GIVEN EXERCISE: Copy all entries without alteration and skip the pictures they hold.

::::::::

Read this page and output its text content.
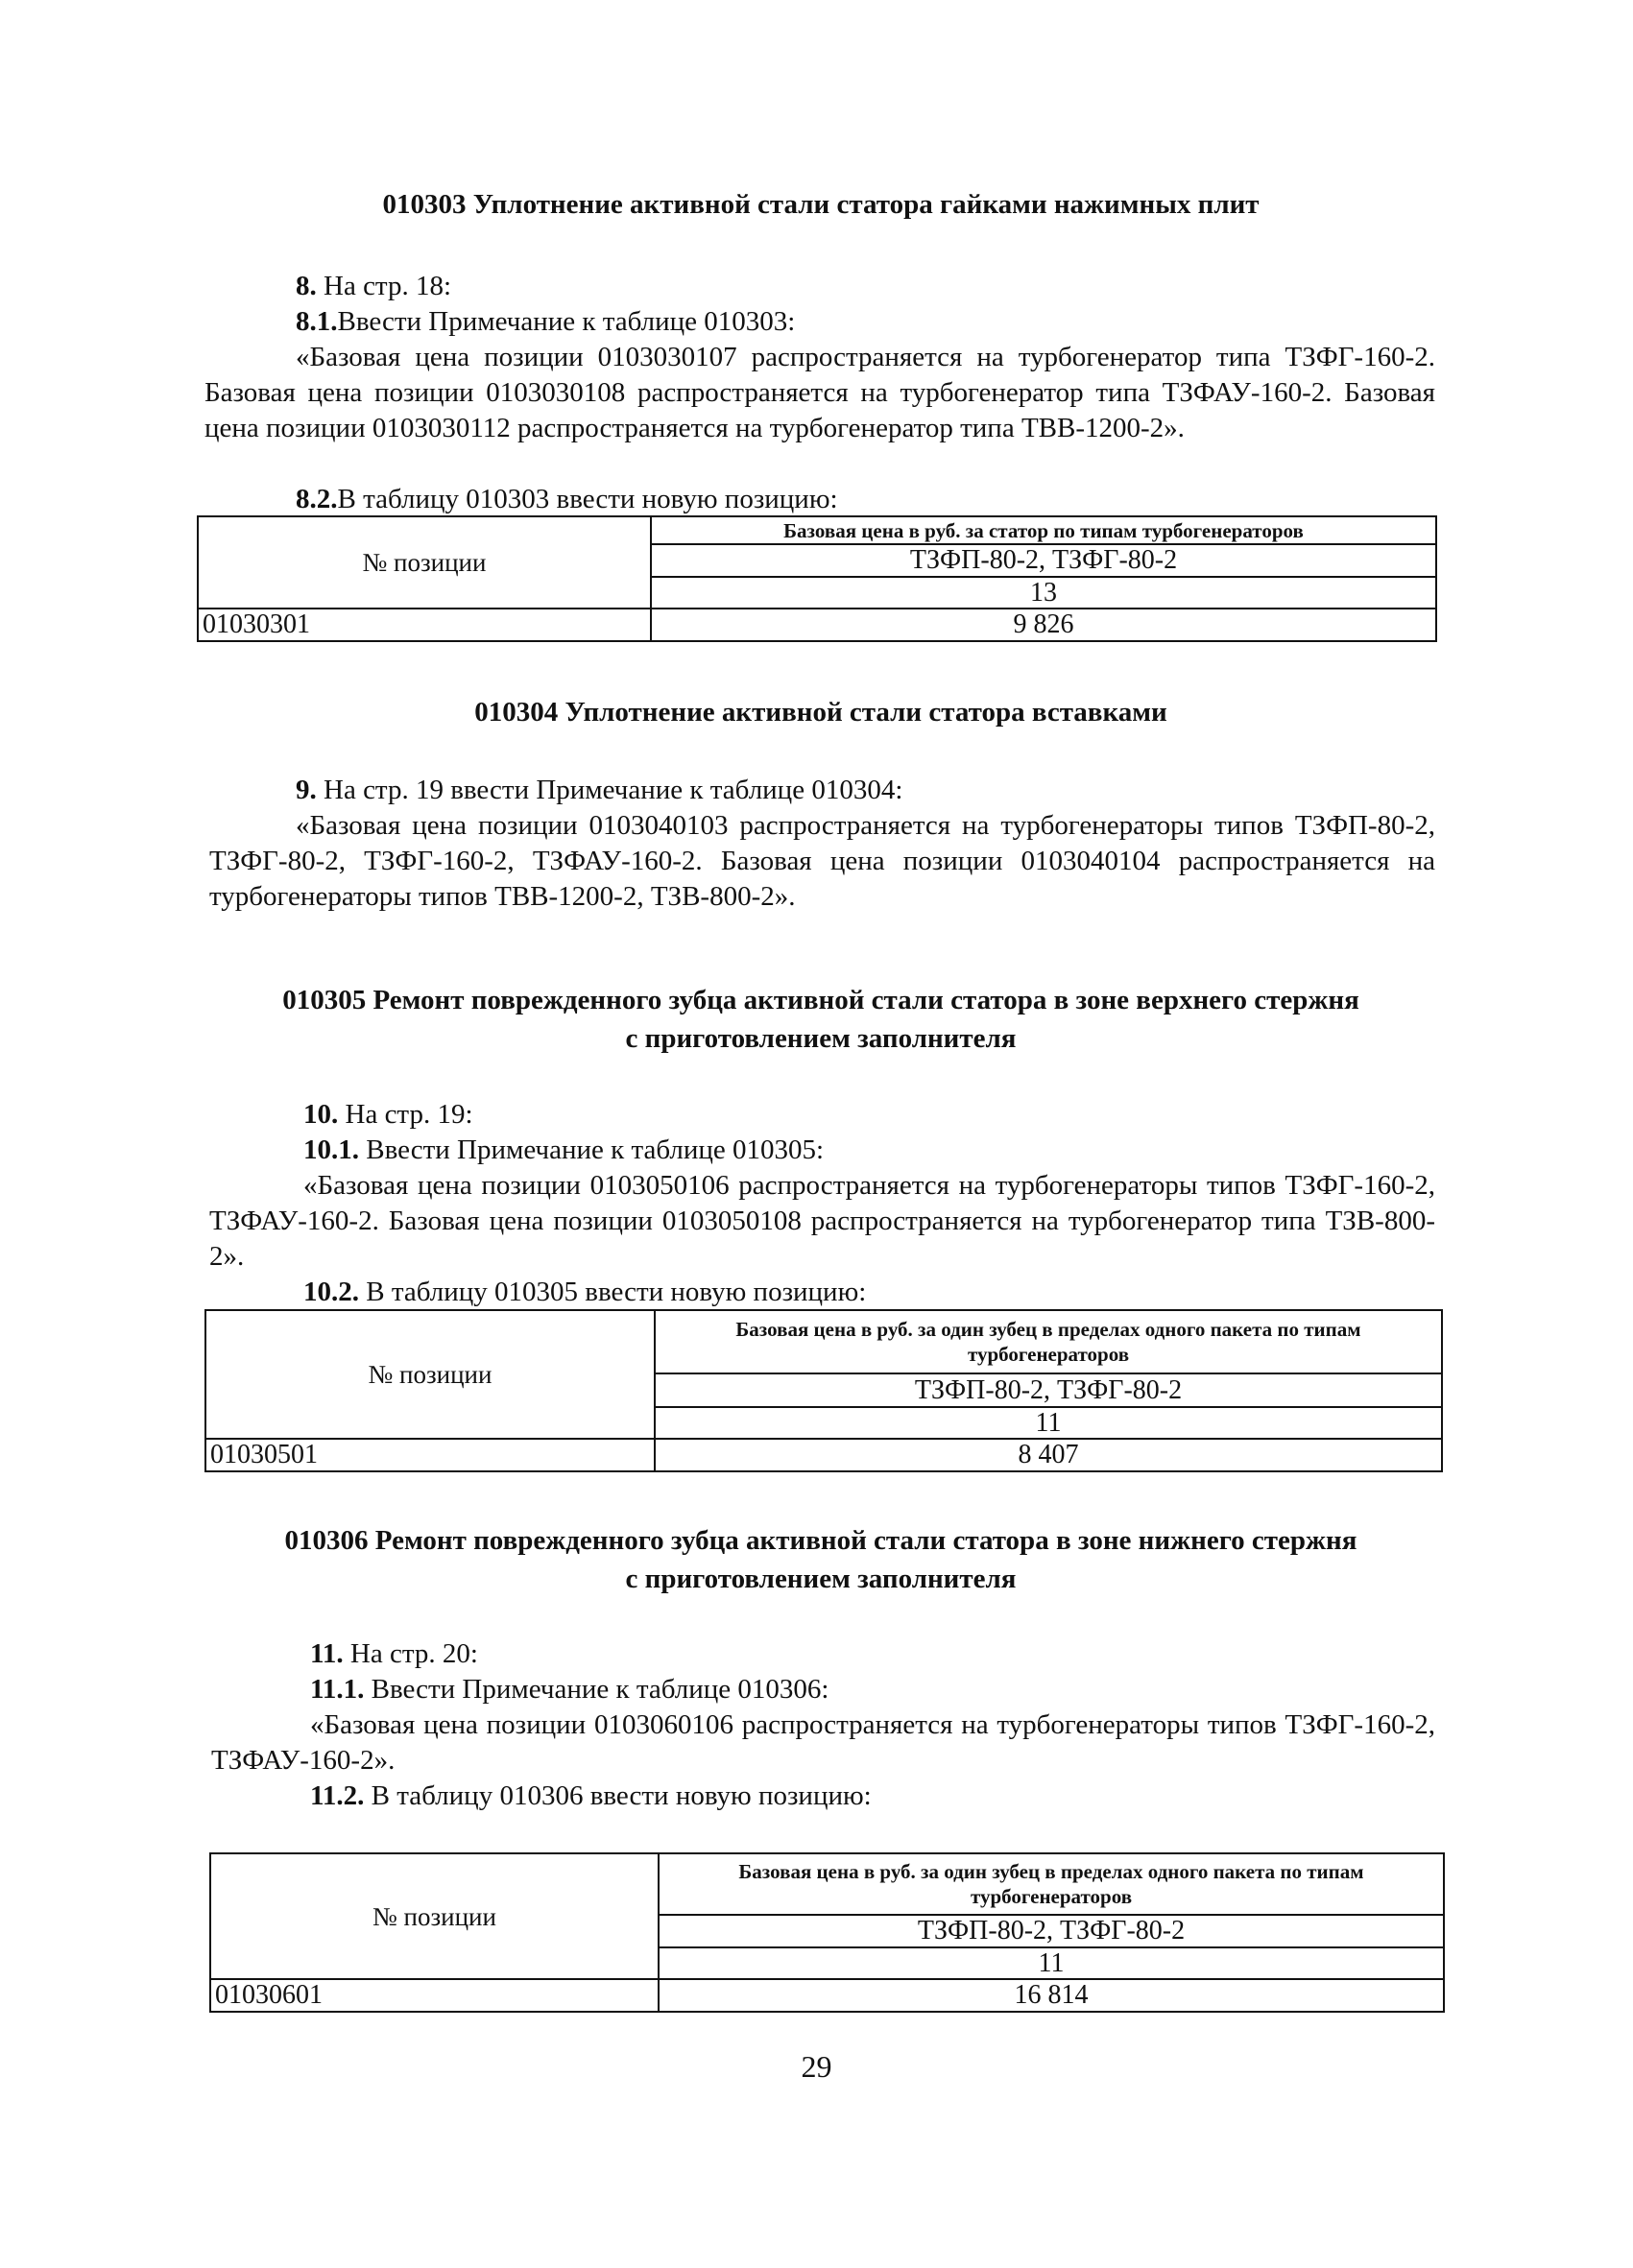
010303 Уплотнение активной стали статора гайками нажимных плит
8. На стр. 18:
8.1.Ввести Примечание к таблице 010303:
«Базовая цена позиции 0103030107 распространяется на турбогенератор типа ТЗФГ-160-2. Базовая цена позиции 0103030108 распространяется на турбогенератор типа ТЗФАУ-160-2. Базовая цена позиции 0103030112 распространяется на турбогенератор типа ТВВ-1200-2».
8.2.В таблицу 010303 ввести новую позицию:
№ позиции	Базовая цена в руб. за статор по типам турбогенераторов
	ТЗФП-80-2, ТЗФГ-80-2
	13
01030301	9 826
010304 Уплотнение активной стали статора вставками
9. На стр. 19 ввести Примечание к таблице 010304:
«Базовая цена позиции 0103040103 распространяется на турбогенераторы типов ТЗФП-80-2, ТЗФГ-80-2, ТЗФГ-160-2, ТЗФАУ-160-2. Базовая цена позиции 0103040104 распространяется на турбогенераторы типов ТВВ-1200-2, ТЗВ-800-2».
010305 Ремонт поврежденного зубца активной стали статора в зоне верхнего стержня
с приготовлением заполнителя
10. На стр. 19:
10.1. Ввести Примечание к таблице 010305:
«Базовая цена позиции 0103050106 распространяется на турбогенераторы типов ТЗФГ-160-2, ТЗФАУ-160-2. Базовая цена позиции 0103050108 распространяется на турбогенератор типа ТЗВ-800-2».
10.2. В таблицу 010305 ввести новую позицию:
№ позиции	Базовая цена в руб. за один зубец в пределах одного пакета по типам турбогенераторов
	ТЗФП-80-2, ТЗФГ-80-2
	11
01030501	8 407
010306 Ремонт поврежденного зубца активной стали статора в зоне нижнего стержня
с приготовлением заполнителя
11. На стр. 20:
11.1. Ввести Примечание к таблице 010306:
«Базовая цена позиции 0103060106 распространяется на турбогенераторы типов ТЗФГ-160-2, ТЗФАУ-160-2».
11.2. В таблицу 010306 ввести новую позицию:
№ позиции	Базовая цена в руб. за один зубец в пределах одного пакета по типам турбогенераторов
	ТЗФП-80-2, ТЗФГ-80-2
	11
01030601	16 814
29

::::::::

THE REPLY:
Read this page and output its text content.
010303 Уплотнение активной стали статора гайками нажимных плит
8. На стр. 18:
8.1.Ввести Примечание к таблице 010303:
«Базовая цена позиции 0103030107 распространяется на турбогенератор типа ТЗФГ-160-2. Базовая цена позиции 0103030108 распространяется на турбогенератор типа ТЗФАУ-160-2. Базовая цена позиции 0103030112 распространяется на турбогенератор типа ТВВ-1200-2».
8.2.В таблицу 010303 ввести новую позицию:
№ позиции	Базовая цена в руб. за статор по типам турбогенераторов
	ТЗФП-80-2, ТЗФГ-80-2
	13
01030301	9 826
010304 Уплотнение активной стали статора вставками
9. На стр. 19 ввести Примечание к таблице 010304:
«Базовая цена позиции 0103040103 распространяется на турбогенераторы типов ТЗФП-80-2, ТЗФГ-80-2, ТЗФГ-160-2, ТЗФАУ-160-2. Базовая цена позиции 0103040104 распространяется на турбогенераторы типов ТВВ-1200-2, ТЗВ-800-2».
010305 Ремонт поврежденного зубца активной стали статора в зоне верхнего стержня
с приготовлением заполнителя
10. На стр. 19:
10.1. Ввести Примечание к таблице 010305:
«Базовая цена позиции 0103050106 распространяется на турбогенераторы типов ТЗФГ-160-2, ТЗФАУ-160-2. Базовая цена позиции 0103050108 распространяется на турбогенератор типа ТЗВ-800-2».
10.2. В таблицу 010305 ввести новую позицию:
№ позиции	Базовая цена в руб. за один зубец в пределах одного пакета по типам турбогенераторов
	ТЗФП-80-2, ТЗФГ-80-2
	11
01030501	8 407
010306 Ремонт поврежденного зубца активной стали статора в зоне нижнего стержня
с приготовлением заполнителя
11. На стр. 20:
11.1. Ввести Примечание к таблице 010306:
«Базовая цена позиции 0103060106 распространяется на турбогенераторы типов ТЗФГ-160-2, ТЗФАУ-160-2».
11.2. В таблицу 010306 ввести новую позицию:
№ позиции	Базовая цена в руб. за один зубец в пределах одного пакета по типам турбогенераторов
	ТЗФП-80-2, ТЗФГ-80-2
	11
01030601	16 814
29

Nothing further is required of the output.